(Recorded data)
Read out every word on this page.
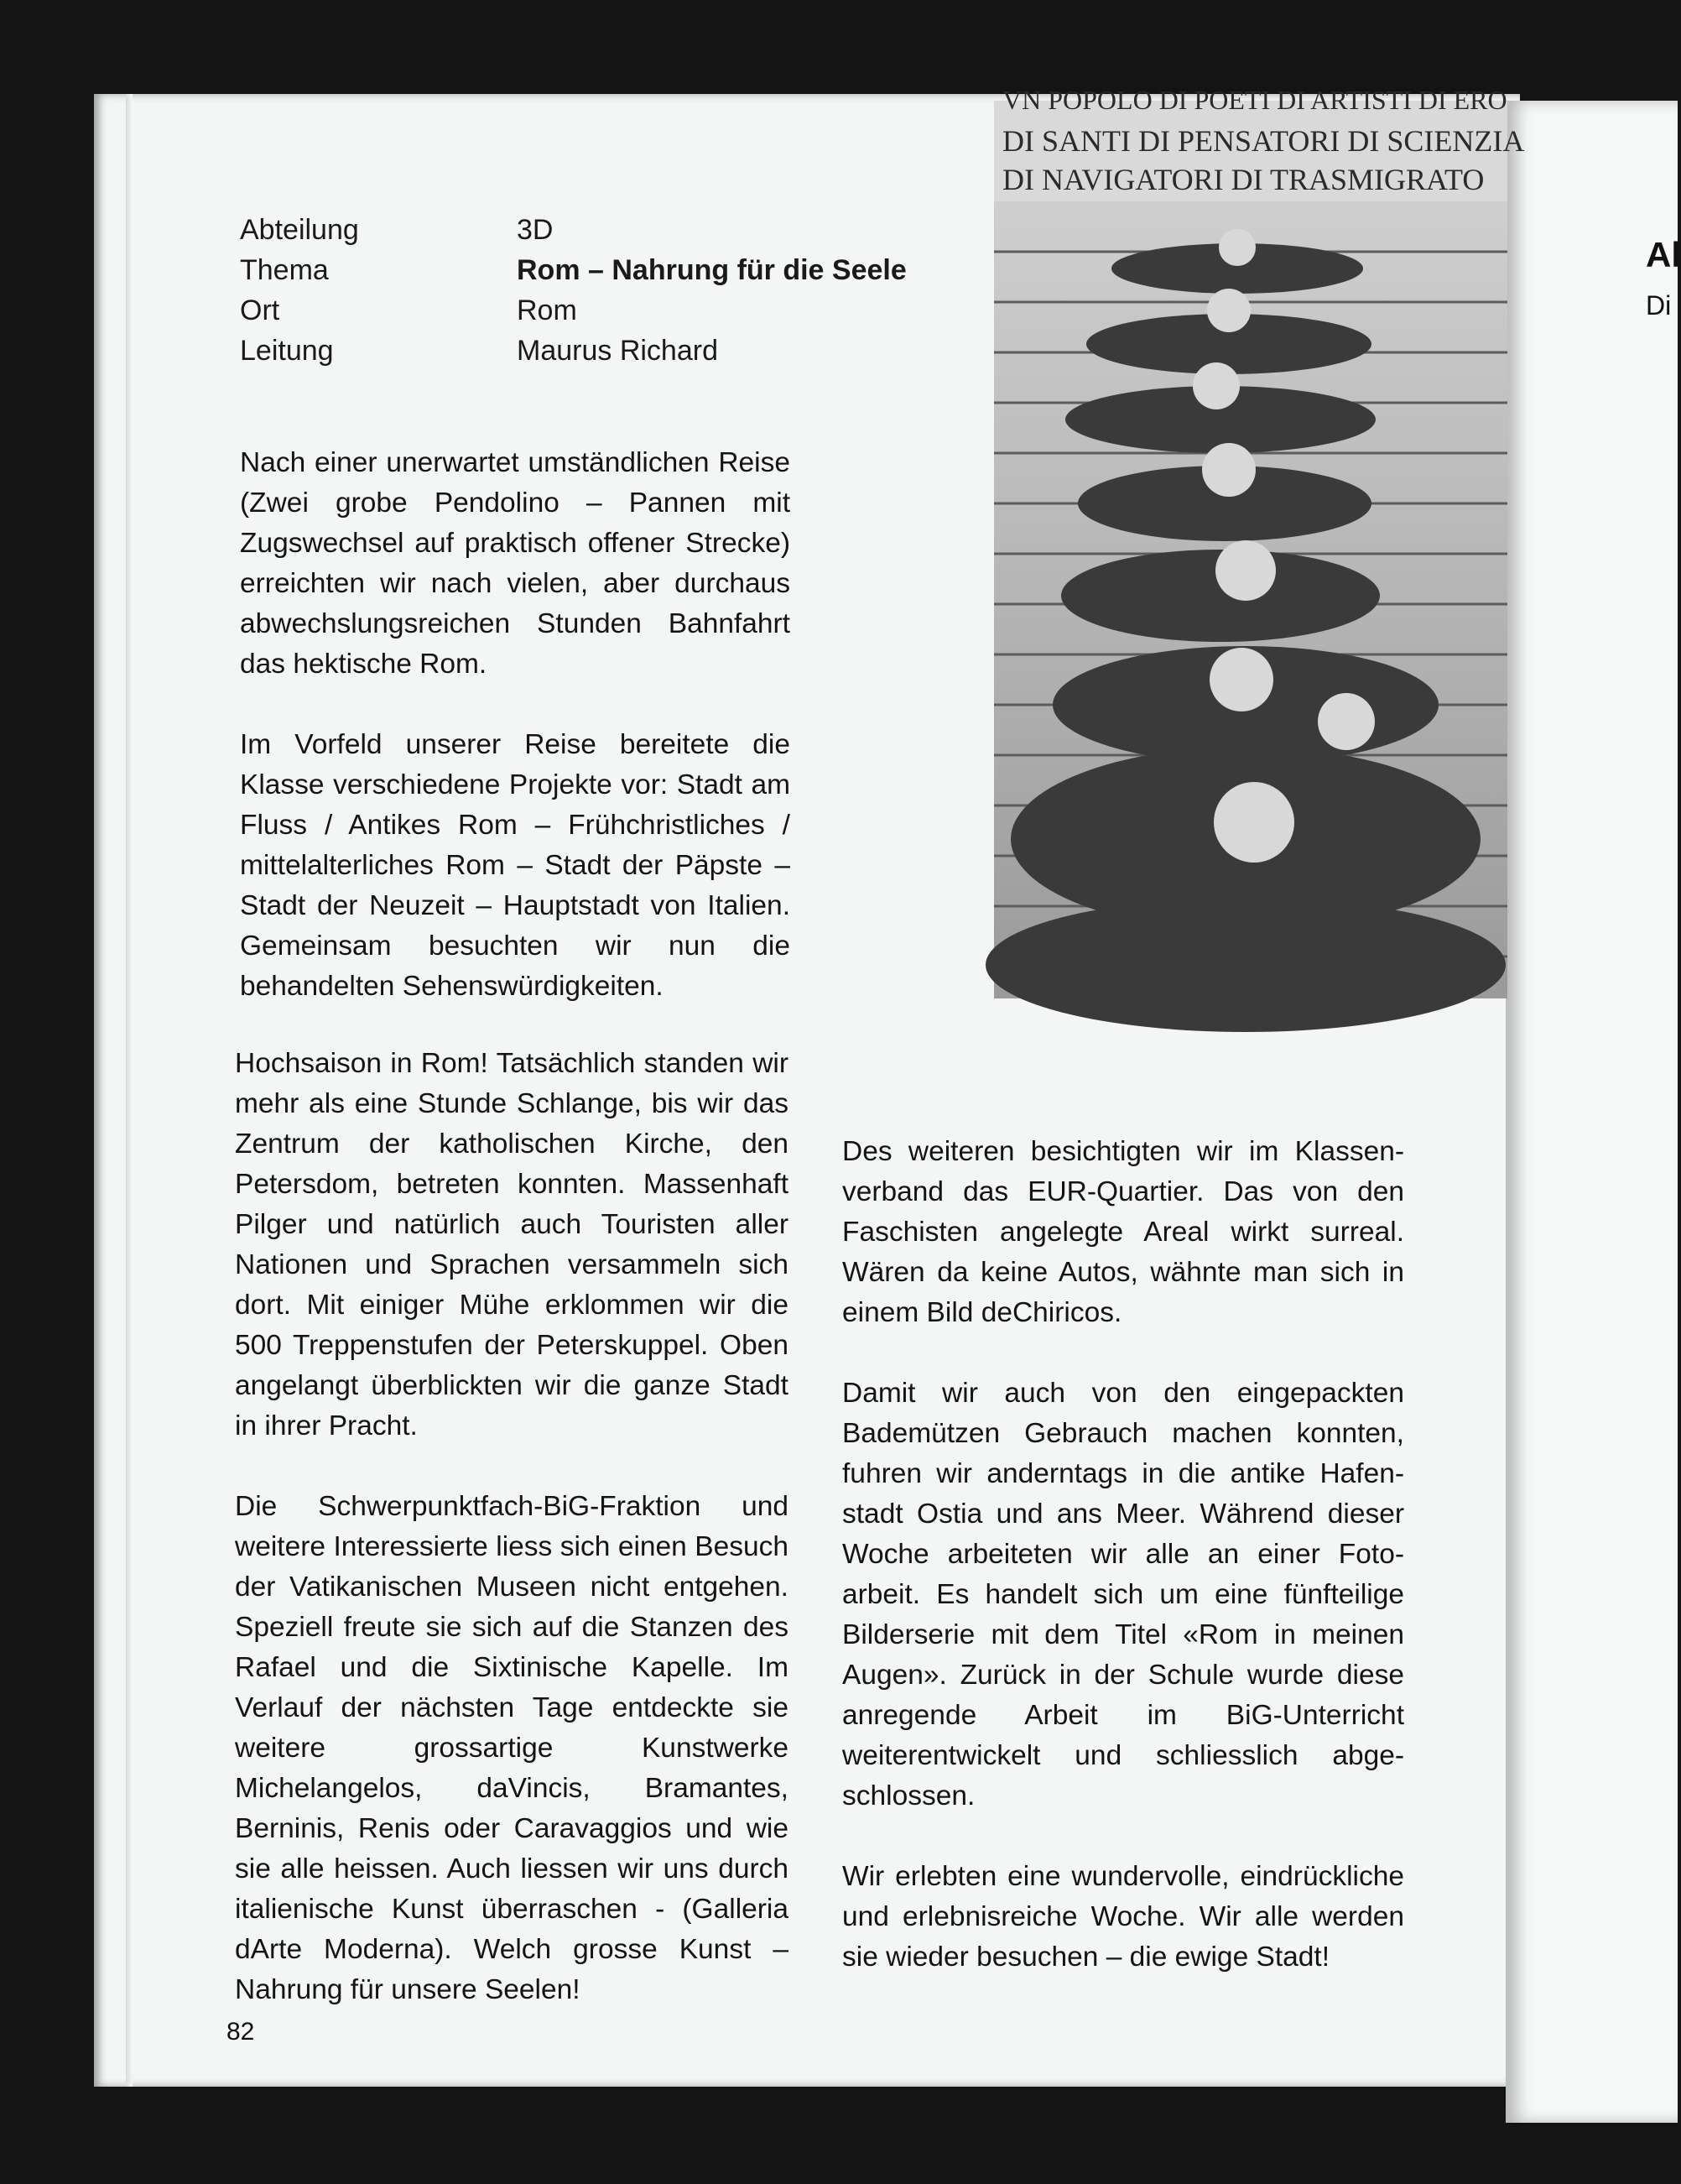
Al
Di
Abteilung	3D
Thema	Rom – Nahrung für die Seele
Ort	Rom
Leitung	Maurus Richard
VN POPOLO DI POETI DI ARTISTI DI ERO
DI SANTI DI PENSATORI DI SCIENZIA
DI NAVIGATORI DI TRASMIGRATO

Nach einer unerwartet umständlichen Reise (Zwei grobe Pendolino – Pannen mit Zugswechsel auf praktisch offener Strecke) erreichten wir nach vielen, aber durchaus abwechslungsreichen Stunden Bahnfahrt das hektische Rom.

Im Vorfeld unserer Reise bereitete die Klasse verschiedene Projekte vor: Stadt am Fluss / Antikes Rom – Frühchristliches / mittelalterliches Rom – Stadt der Päpste – Stadt der Neuzeit – Hauptstadt von Italien. Gemeinsam besuchten wir nun die behandelten Sehenswürdigkeiten.

Hochsaison in Rom! Tatsächlich standen wir mehr als eine Stunde Schlange, bis wir das Zentrum der katholischen Kirche, den Petersdom, betreten konnten. Massenhaft Pilger und natürlich auch Touristen aller Nationen und Sprachen versammeln sich dort. Mit einiger Mühe erklommen wir die 500 Treppenstufen der Peterskuppel. Oben angelangt überblickten wir die ganze Stadt in ihrer Pracht.

Die Schwerpunktfach-BiG-Fraktion und weitere Interessierte liess sich einen Besuch der Vatikanischen Museen nicht entgehen. Speziell freute sie sich auf die Stanzen des Rafael und die Sixtinische Kapelle. Im Verlauf der nächsten Tage entdeckte sie weitere grossartige Kunstwerke Michelangelos, daVincis, Bramantes, Berninis, Renis oder Caravaggios und wie sie alle heissen. Auch liessen wir uns durch italienische Kunst überraschen - (Galleria dArte Moderna). Welch grosse Kunst – Nahrung für unsere Seelen!

Des weiteren besichtigten wir im Klassenverband das EUR-Quartier. Das von den Faschisten angelegte Areal wirkt surreal. Wären da keine Autos, wähnte man sich in einem Bild deChiricos.

Damit wir auch von den eingepackten Bademützen Gebrauch machen konnten, fuhren wir anderntags in die antike Hafenstadt Ostia und ans Meer. Während dieser Woche arbeiteten wir alle an einer Fotoarbeit. Es handelt sich um eine fünfteilige Bilderserie mit dem Titel «Rom in meinen Augen». Zurück in der Schule wurde diese anregende Arbeit im BiG-Unterricht weiterentwickelt und schliesslich abgeschlossen.

Wir erlebten eine wundervolle, eindrückliche und erlebnisreiche Woche. Wir alle werden sie wieder besuchen – die ewige Stadt!

82
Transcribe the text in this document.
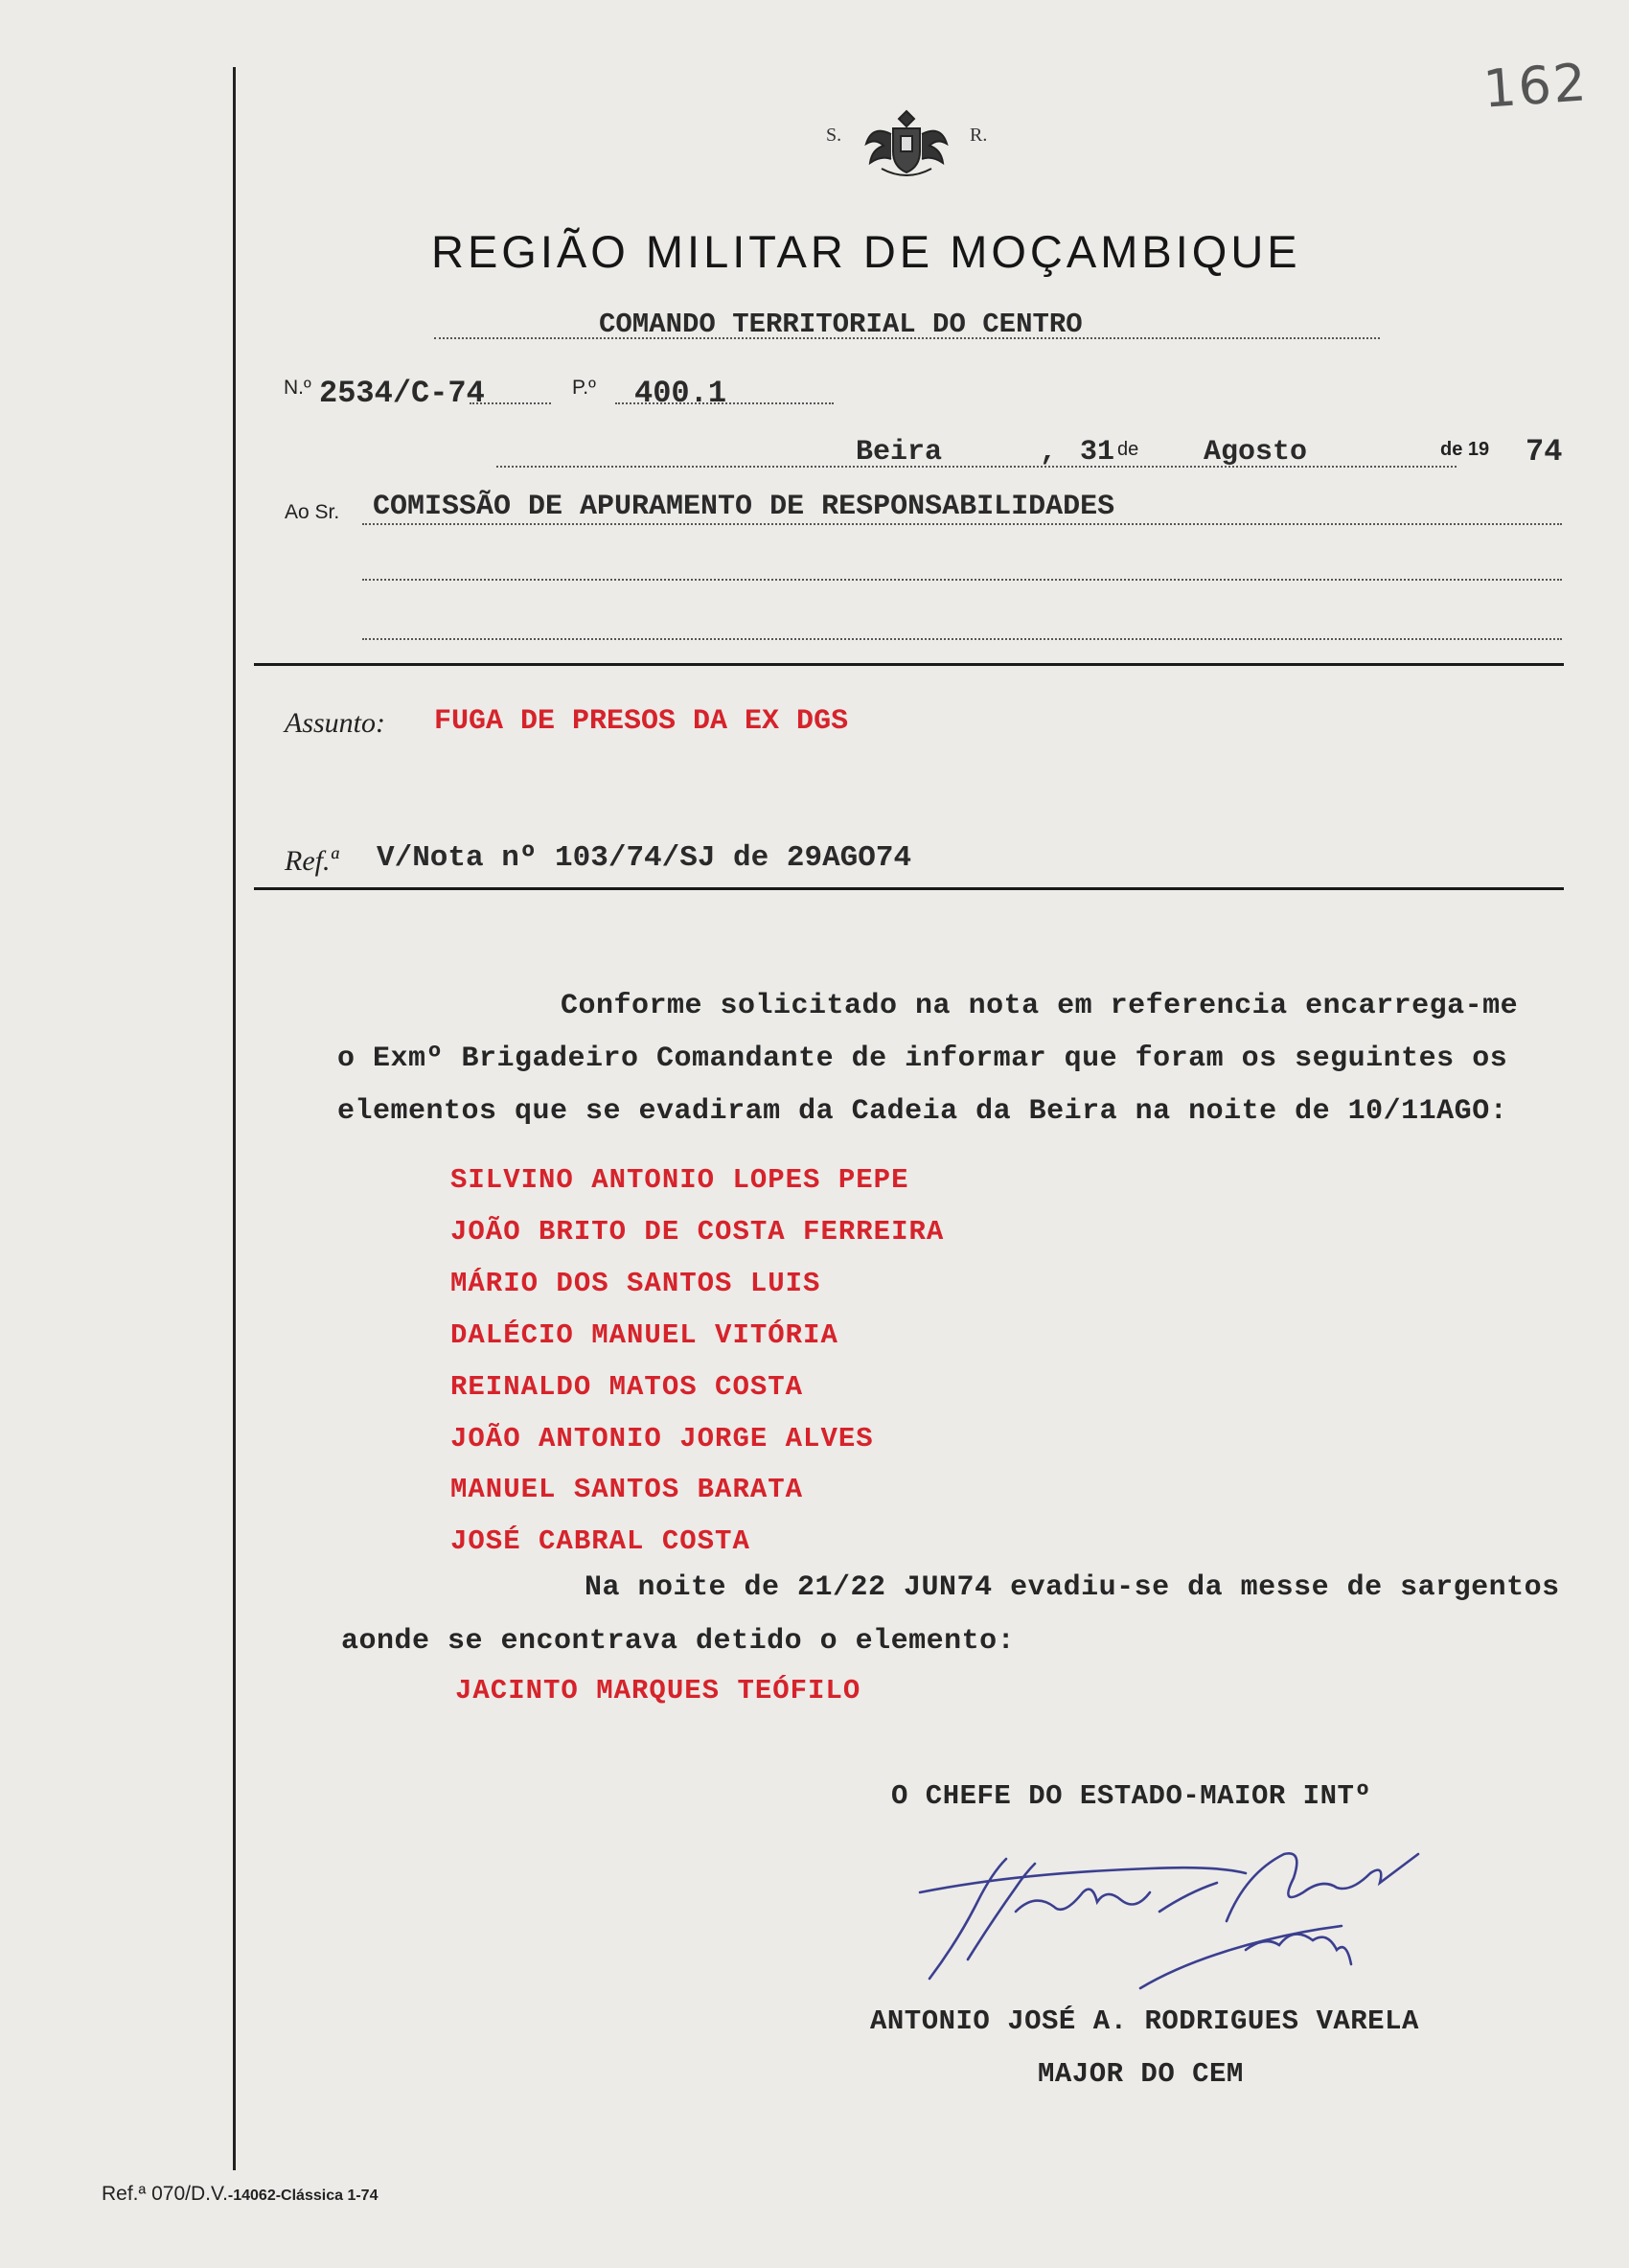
162
S.	R.
REGIÃO MILITAR DE MOÇAMBIQUE
COMANDO TERRITORIAL DO CENTRO
N.º 2534/C-74	P.º 400.1
Beira	, 31 de Agosto	de 19 74
Ao Sr. COMISSÃO DE APURAMENTO DE RESPONSABILIDADES
Assunto: FUGA DE PRESOS DA EX DGS
Ref.ª V/Nota nº 103/74/SJ de 29AGO74
Conforme solicitado na nota em referencia encarrega-me
o Exmº Brigadeiro Comandante de informar que foram os seguintes os
elementos que se evadiram da Cadeia da Beira na noite de 10/11AGO:
SILVINO ANTONIO LOPES PEPE
JOÃO BRITO DE COSTA FERREIRA
MÁRIO DOS SANTOS LUIS
DALÉCIO MANUEL VITÓRIA
REINALDO MATOS COSTA
JOÃO ANTONIO JORGE ALVES
MANUEL SANTOS BARATA
JOSÉ CABRAL COSTA
Na noite de 21/22 JUN74 evadiu-se da messe de sargentos
aonde se encontrava detido o elemento:
JACINTO MARQUES TEÓFILO
O CHEFE DO ESTADO-MAIOR INTº
ANTONIO JOSÉ A. RODRIGUES VARELA
MAJOR DO CEM
Ref.ª 070/D.V.-14062-Clássica 1-74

▶ _REQUIREMENT_:
Look through the data and show every line containing "SANTOS".

▶ _EXERCISE SOLUTION_:
MÁRIO DOS SANTOS LUIS
MANUEL SANTOS BARATA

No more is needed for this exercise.